═════ EXCERPT TO READ ═════

Pravini US Tour and Exclusive Interview

Pravini, soul singer and songwriter from Netherlands, will be touring the US from April 19th to May 4th with 4 stops in the LA area. I was intrigued by Pravini’s eclectic fusion of soul, hiphop, Indian and South American rhythms and in researching her diverse heritage, I learned that there has been a strong, thriving East Indian community in Suriname, a former Dutch colony in South America, since the 1800s. Many emigrated to Netherlands, where Pravini was born, and she has really broken boundaries there and put a spotlight on the rich, diverse talent of the Dutch-Indian-Surinamese community. Pravini is excited to be performing her new music in the US and was gracious enough to grant me an interview, so enjoy her new single Move Me to Tears and read on!

1.You have a diverse background of East Indian and Surinamese heritage and born and raised in the Netherlands. Such a rich background comes through in your music and your latest album is titled “Diaspora”. How was your upbringing and how does it influence your music?

My parents loved all kinds of music, I remember they used to play these cassette tapes on Sundays that contained songs from Bollywood music to soul to reggae. It was very broad and so my musical inspirations are very diverse as well. Growing up as a child I was mostly listening to pop music, whatever was on the radio or tv. And when I was in my teens I started exploring the more old school soul music, Motown and Atlantic artists. I quickly realized those soul records have laid the foundation for contemporary music. I also listened to a lot of hiphop, initially I was drawn to the power of the beats and then after listening to more and more music I gained so much respect for the poetry and lyricism of hiphop. So soul and hiphop have really shaped me as an artist, those musical genres were my foundation for writing and composing music. It’s only been since I got my own band, which is now 3 years ago, that I also incorporated South American and Indian rhythms into my music, as well as rock influences, because my band members come from those musical backgrounds. But because I’ve always been so used to hearing different sounds in my youth that all felt like a natural development of my art.

2. Who are your biggest musical influences?

Oh man, it’s hard to pick! I actually put up all my musical inspirations in my home studio on the wall, it’s always to good surround yourself with visuals of creative energy. The one that always comes to my mind first is Jill Scott. I saw her performance of “He loves me” on Oprah and I was just blown away by her lyricism and rhyme schemes. When I got her album all the other songs did the same thing to me. So her poetry has had a major influence on how I write and rhyme. Michael Jackson really doesn’t need an explanation, all I have to say about that is that this man has created so many classics, again his songwriting is incredible but also his performance, a true entertainer. I also listened to Bone Thugs ’n Harmony, I loved their tongue twisting and flows and that has really impacted my way of singing as well. I was also inspired by Alicia Keys, because to me she was the first female R&B singer who brought it back to basics by just playing the keys herself and singing. That was very inspiring to me. And so the list goes on haha…

3. You’re known for breaking boundaries and not trying to fit any one label of what your music is or how you express yourself. I think your song, “Armed & Sexy” is a great example of your defiance and confidence and not being afraid to blend different musical styles. Was this an attitude you always had musically from the beginning or has it been an evolution?

═════ PROVIDED INFORMATION ═════

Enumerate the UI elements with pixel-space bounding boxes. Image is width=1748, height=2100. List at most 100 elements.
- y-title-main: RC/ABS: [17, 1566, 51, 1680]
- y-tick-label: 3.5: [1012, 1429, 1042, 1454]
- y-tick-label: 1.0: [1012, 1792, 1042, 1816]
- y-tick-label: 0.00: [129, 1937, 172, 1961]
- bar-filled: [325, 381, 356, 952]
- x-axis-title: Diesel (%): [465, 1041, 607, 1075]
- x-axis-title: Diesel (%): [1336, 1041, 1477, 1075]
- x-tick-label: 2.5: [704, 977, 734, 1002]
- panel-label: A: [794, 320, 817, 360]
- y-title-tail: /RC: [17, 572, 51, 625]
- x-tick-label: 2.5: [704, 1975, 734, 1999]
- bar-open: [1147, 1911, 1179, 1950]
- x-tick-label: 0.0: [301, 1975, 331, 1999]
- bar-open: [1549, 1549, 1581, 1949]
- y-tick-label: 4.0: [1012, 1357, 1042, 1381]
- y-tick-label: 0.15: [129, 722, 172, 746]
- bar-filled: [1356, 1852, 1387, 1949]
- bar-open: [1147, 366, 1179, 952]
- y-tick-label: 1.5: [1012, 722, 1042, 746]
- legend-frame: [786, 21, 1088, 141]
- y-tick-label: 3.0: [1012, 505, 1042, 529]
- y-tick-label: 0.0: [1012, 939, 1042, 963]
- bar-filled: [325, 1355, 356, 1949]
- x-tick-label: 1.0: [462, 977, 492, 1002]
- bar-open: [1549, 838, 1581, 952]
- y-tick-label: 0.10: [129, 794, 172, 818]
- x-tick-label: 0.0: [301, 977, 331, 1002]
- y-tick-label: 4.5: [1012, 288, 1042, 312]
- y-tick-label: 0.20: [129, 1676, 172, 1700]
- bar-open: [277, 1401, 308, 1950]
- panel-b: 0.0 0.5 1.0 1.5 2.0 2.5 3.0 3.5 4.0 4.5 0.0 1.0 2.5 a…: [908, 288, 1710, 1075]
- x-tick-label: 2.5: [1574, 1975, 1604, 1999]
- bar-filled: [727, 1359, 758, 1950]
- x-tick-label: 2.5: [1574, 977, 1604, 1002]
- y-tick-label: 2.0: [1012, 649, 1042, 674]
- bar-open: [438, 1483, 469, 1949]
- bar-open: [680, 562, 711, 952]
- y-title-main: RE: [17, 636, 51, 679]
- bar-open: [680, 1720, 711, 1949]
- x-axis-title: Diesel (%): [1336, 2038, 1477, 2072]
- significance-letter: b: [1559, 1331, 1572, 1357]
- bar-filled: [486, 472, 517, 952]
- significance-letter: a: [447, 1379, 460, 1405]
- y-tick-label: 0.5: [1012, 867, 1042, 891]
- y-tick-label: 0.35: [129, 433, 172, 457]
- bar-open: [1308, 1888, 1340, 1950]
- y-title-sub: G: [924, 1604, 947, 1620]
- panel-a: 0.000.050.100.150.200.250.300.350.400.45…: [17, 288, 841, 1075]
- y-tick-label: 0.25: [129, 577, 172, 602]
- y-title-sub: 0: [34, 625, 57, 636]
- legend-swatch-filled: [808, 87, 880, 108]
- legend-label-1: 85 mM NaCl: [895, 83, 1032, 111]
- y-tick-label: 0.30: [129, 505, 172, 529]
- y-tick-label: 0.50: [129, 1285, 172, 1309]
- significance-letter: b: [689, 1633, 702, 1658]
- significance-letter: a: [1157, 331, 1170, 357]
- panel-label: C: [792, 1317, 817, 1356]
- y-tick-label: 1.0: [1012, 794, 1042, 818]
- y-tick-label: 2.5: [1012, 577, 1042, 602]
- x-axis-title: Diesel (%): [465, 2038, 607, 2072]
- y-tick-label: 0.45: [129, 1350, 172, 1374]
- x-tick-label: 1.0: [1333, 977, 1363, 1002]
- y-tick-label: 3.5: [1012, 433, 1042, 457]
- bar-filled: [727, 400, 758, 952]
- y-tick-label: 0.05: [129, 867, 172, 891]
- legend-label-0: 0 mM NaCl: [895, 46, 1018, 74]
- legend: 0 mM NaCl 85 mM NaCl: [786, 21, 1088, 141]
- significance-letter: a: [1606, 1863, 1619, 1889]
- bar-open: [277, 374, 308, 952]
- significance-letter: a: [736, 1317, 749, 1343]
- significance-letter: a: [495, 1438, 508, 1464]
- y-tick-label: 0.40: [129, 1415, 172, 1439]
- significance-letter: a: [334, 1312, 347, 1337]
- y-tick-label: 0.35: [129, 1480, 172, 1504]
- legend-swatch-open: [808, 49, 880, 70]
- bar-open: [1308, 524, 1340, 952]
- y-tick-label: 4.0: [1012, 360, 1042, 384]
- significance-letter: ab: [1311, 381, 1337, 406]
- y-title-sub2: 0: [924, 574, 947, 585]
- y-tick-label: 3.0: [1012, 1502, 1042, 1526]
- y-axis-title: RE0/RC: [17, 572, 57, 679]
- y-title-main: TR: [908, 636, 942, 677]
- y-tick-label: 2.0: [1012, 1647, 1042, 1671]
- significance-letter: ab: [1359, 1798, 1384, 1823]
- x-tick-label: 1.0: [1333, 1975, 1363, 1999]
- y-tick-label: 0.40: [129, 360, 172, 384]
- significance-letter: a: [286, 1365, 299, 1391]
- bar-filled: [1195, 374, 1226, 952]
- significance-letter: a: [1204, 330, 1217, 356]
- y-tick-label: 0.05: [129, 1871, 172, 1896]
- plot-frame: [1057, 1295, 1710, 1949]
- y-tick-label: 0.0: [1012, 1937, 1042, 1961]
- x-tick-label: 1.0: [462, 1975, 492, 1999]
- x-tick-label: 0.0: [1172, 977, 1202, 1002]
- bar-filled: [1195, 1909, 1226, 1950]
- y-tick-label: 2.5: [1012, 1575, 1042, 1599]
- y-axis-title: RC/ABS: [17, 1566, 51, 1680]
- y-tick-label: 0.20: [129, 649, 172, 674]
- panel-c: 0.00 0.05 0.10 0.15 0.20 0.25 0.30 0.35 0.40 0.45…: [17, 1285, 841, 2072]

═════

■ **OBJECTIVES**:
1. In the Pravini interview, whose performance on Oprah left Pravini blown away?
2. Extract, unchanged, the rows from the start of the rows through the line that contains "- bar-filled: [486, 472, 517, 952]", inclusive.
The rows are unrelated to the Pravini interview.

■ **WORKED ANSWERS**:
1. Jill Scott's performance of "He loves me."

2.
Enumerate the UI elements with pixel-space bounding boxes. Image is width=1748, height=2100. List at most 100 elements.
- y-title-main: RC/ABS: [17, 1566, 51, 1680]
- y-tick-label: 3.5: [1012, 1429, 1042, 1454]
- y-tick-label: 1.0: [1012, 1792, 1042, 1816]
- y-tick-label: 0.00: [129, 1937, 172, 1961]
- bar-filled: [325, 381, 356, 952]
- x-axis-title: Diesel (%): [465, 1041, 607, 1075]
- x-axis-title: Diesel (%): [1336, 1041, 1477, 1075]
- x-tick-label: 2.5: [704, 977, 734, 1002]
- panel-label: A: [794, 320, 817, 360]
- y-title-tail: /RC: [17, 572, 51, 625]
- x-tick-label: 2.5: [704, 1975, 734, 1999]
- bar-open: [1147, 1911, 1179, 1950]
- x-tick-label: 0.0: [301, 1975, 331, 1999]
- bar-open: [1549, 1549, 1581, 1949]
- y-tick-label: 4.0: [1012, 1357, 1042, 1381]
- y-tick-label: 0.15: [129, 722, 172, 746]
- bar-filled: [1356, 1852, 1387, 1949]
- bar-open: [1147, 366, 1179, 952]
- y-tick-label: 1.5: [1012, 722, 1042, 746]
- legend-frame: [786, 21, 1088, 141]
- y-tick-label: 3.0: [1012, 505, 1042, 529]
- y-tick-label: 0.0: [1012, 939, 1042, 963]
- bar-filled: [325, 1355, 356, 1949]
- x-tick-label: 1.0: [462, 977, 492, 1002]
- bar-open: [1549, 838, 1581, 952]
- y-tick-label: 0.10: [129, 794, 172, 818]
- x-tick-label: 0.0: [301, 977, 331, 1002]
- y-tick-label: 4.5: [1012, 288, 1042, 312]
- y-tick-label: 0.20: [129, 1676, 172, 1700]
- bar-open: [277, 1401, 308, 1950]
- panel-b: 0.0 0.5 1.0 1.5 2.0 2.5 3.0 3.5 4.0 4.5 0.0 1.0 2.5 a…: [908, 288, 1710, 1075]
- x-tick-label: 2.5: [1574, 1975, 1604, 1999]
- bar-filled: [727, 1359, 758, 1950]
- x-tick-label: 2.5: [1574, 977, 1604, 1002]
- y-tick-label: 2.0: [1012, 649, 1042, 674]
- bar-open: [438, 1483, 469, 1949]
- bar-open: [680, 562, 711, 952]
- y-title-main: RE: [17, 636, 51, 679]
- bar-open: [680, 1720, 711, 1949]
- x-axis-title: Diesel (%): [1336, 2038, 1477, 2072]
- significance-letter: b: [1559, 1331, 1572, 1357]
- bar-filled: [486, 472, 517, 952]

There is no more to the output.